[WHAT THE TASK REQUIRES]: Below is a listing to transcribe in full and exactly; keep the pictures out.

[SOURCE RECORDS]:
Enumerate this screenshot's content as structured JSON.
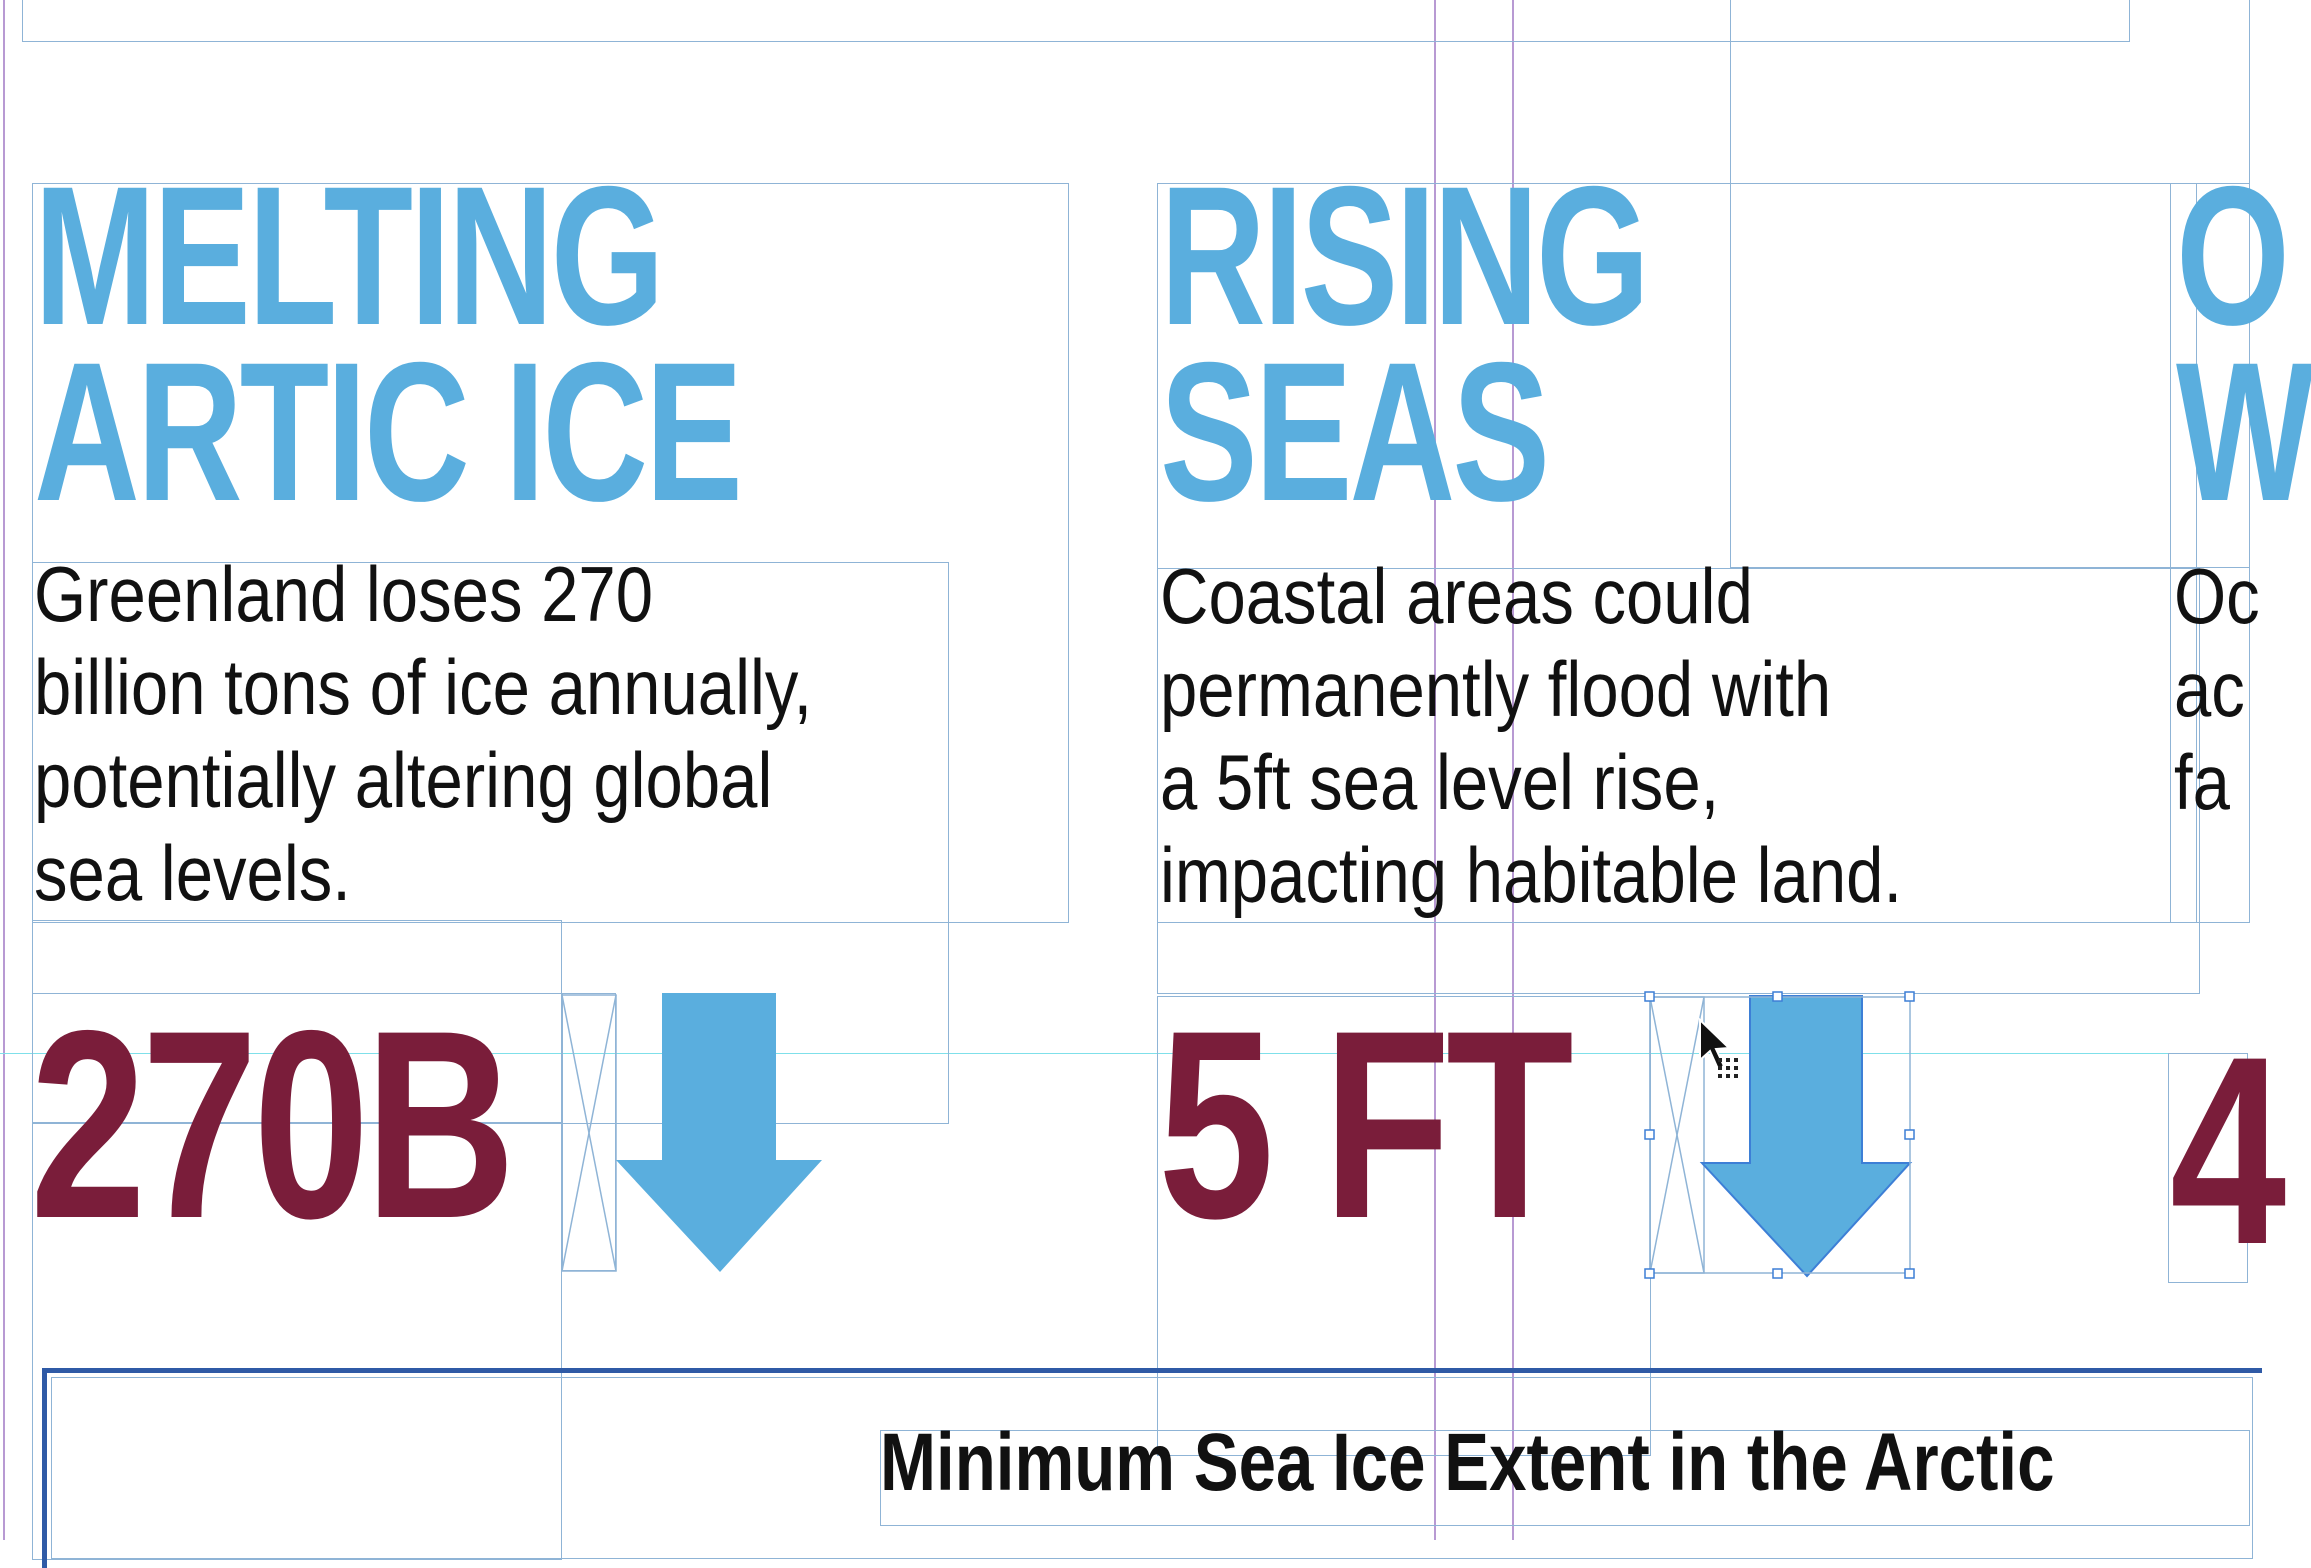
{
  "colors": {
    "heading": "#5aaede",
    "stat": "#7a1d3a",
    "body": "#111111",
    "frame": "#8fb4d6",
    "guide": "#9a6fc0",
    "selection": "#3d7fd6"
  },
  "columns": [
    {
      "heading": [
        "MELTING",
        "ARTIC ICE"
      ],
      "body": [
        "Greenland loses 270",
        "billion tons of ice annually,",
        "potentially altering global",
        "sea levels."
      ],
      "stat": "270B",
      "icon": "down-arrow-icon"
    },
    {
      "heading": [
        "RISING",
        "SEAS"
      ],
      "body": [
        "Coastal areas could",
        "permanently flood with",
        "a 5ft sea level rise,",
        "impacting habitable land."
      ],
      "stat": "5 FT",
      "icon": "down-arrow-icon"
    },
    {
      "heading": [
        "O",
        "W"
      ],
      "body": [
        "Oc",
        "ac",
        "fa"
      ],
      "stat": "4"
    }
  ],
  "chart_section": {
    "title": "Minimum Sea Ice Extent in the Arctic"
  },
  "cursor": {
    "icon": "move-cursor-icon"
  }
}
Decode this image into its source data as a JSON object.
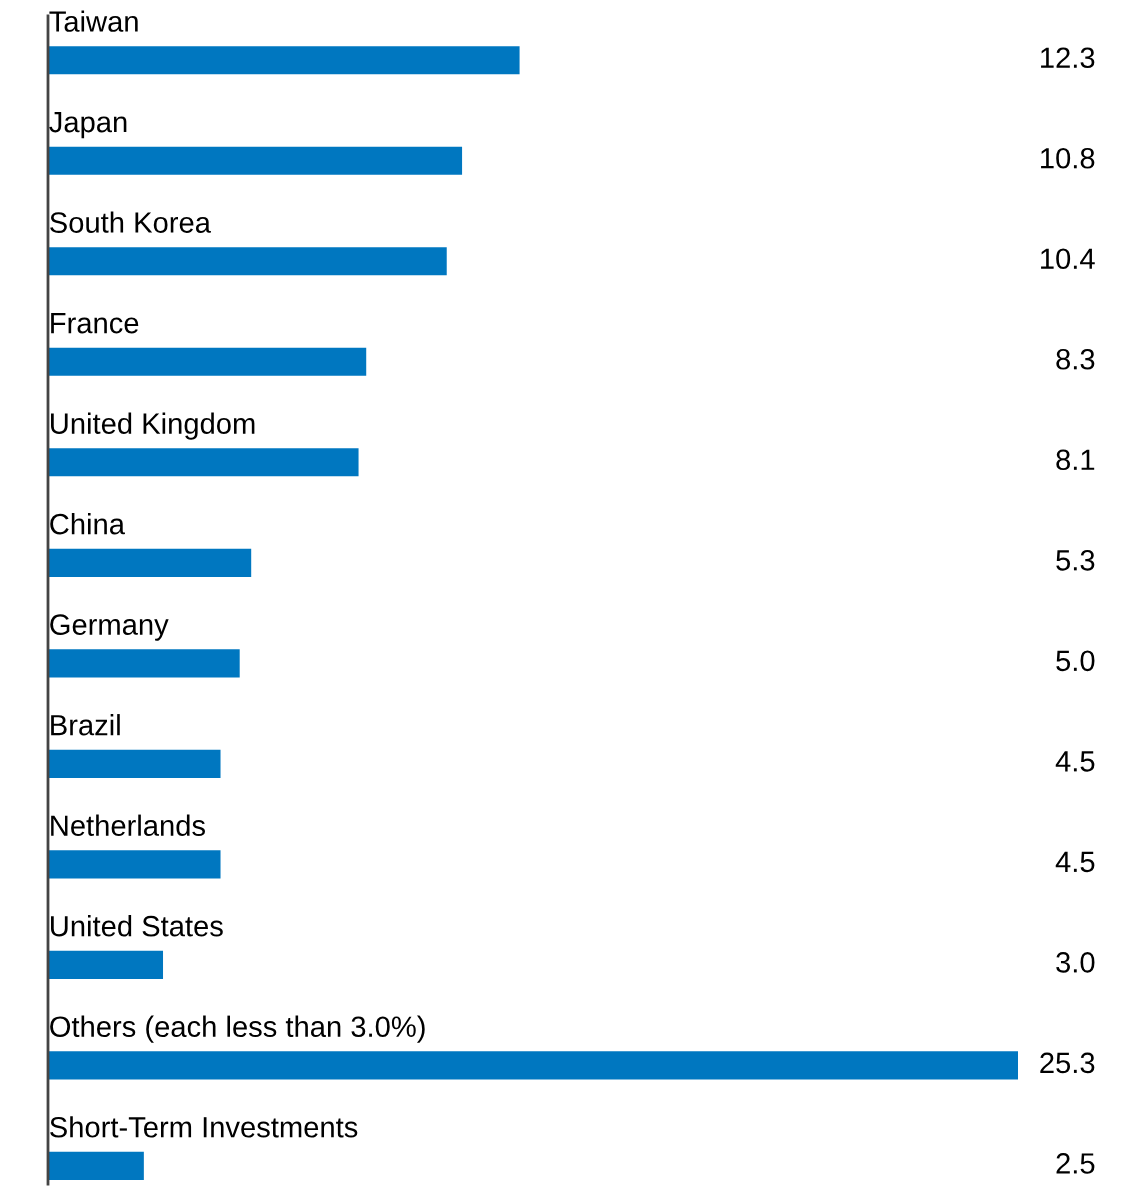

[SOLUTION TO THIS TASK]:
Enumerate this screenshot's content as structured JSON.
{
  "colors": {
    "heading": "#5aaede",
    "stat": "#7a1d3a",
    "body": "#111111",
    "frame": "#8fb4d6",
    "guide": "#9a6fc0",
    "selection": "#3d7fd6"
  },
  "columns": [
    {
      "heading": [
        "MELTING",
        "ARTIC ICE"
      ],
      "body": [
        "Greenland loses 270",
        "billion tons of ice annually,",
        "potentially altering global",
        "sea levels."
      ],
      "stat": "270B",
      "icon": "down-arrow-icon"
    },
    {
      "heading": [
        "RISING",
        "SEAS"
      ],
      "body": [
        "Coastal areas could",
        "permanently flood with",
        "a 5ft sea level rise,",
        "impacting habitable land."
      ],
      "stat": "5 FT",
      "icon": "down-arrow-icon"
    },
    {
      "heading": [
        "O",
        "W"
      ],
      "body": [
        "Oc",
        "ac",
        "fa"
      ],
      "stat": "4"
    }
  ],
  "chart_section": {
    "title": "Minimum Sea Ice Extent in the Arctic"
  },
  "cursor": {
    "icon": "move-cursor-icon"
  }
}
Decode this image into its source data as a JSON object.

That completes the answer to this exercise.